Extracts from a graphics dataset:
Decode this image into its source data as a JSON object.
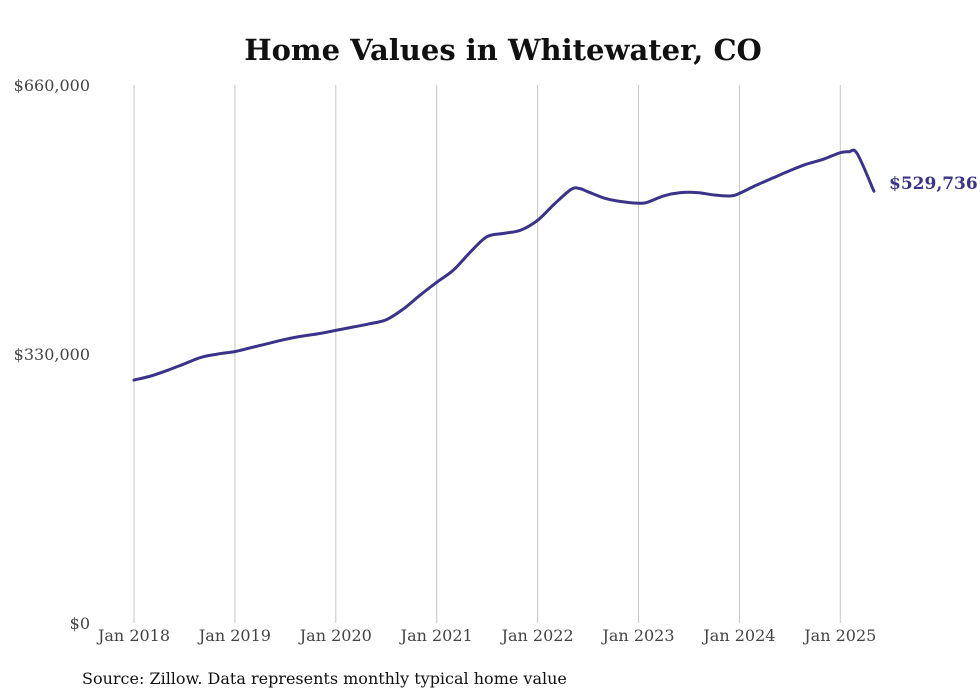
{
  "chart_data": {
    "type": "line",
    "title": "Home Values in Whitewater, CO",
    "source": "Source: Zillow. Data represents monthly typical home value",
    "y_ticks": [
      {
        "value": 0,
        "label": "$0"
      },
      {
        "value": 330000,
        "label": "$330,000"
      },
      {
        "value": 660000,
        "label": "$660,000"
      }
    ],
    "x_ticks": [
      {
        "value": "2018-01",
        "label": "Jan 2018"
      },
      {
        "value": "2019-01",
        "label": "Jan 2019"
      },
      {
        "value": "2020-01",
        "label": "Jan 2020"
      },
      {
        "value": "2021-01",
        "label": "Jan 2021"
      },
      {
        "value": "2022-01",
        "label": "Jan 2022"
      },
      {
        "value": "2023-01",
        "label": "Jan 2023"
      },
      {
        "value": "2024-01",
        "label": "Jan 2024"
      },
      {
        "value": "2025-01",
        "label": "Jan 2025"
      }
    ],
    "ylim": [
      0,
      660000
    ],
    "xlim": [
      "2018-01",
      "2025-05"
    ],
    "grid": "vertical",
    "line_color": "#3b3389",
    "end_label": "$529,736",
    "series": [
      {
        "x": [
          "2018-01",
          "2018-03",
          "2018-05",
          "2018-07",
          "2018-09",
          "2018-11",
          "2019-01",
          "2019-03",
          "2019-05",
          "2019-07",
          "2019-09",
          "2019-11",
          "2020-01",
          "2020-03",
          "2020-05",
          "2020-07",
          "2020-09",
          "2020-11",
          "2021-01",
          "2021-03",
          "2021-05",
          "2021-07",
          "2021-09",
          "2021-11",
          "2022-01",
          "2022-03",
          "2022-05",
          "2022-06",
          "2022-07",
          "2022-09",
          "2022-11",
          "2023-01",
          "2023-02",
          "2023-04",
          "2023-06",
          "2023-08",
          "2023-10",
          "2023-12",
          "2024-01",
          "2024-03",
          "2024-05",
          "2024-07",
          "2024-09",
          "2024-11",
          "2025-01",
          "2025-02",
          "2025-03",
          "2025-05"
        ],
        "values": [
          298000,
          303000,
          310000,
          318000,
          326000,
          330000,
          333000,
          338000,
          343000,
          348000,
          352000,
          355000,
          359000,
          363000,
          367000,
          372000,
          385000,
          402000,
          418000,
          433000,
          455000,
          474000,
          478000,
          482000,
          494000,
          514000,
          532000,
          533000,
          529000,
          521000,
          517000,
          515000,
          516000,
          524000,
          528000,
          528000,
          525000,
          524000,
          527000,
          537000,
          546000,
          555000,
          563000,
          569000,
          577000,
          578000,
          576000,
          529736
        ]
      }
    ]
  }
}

• **What you need to do**
Show all lines from the listing above in which "source" appears.

• **Solution**
Decode this image into its source data as a JSON object.
    "source": "Source: Zillow. Data represents monthly typical home value",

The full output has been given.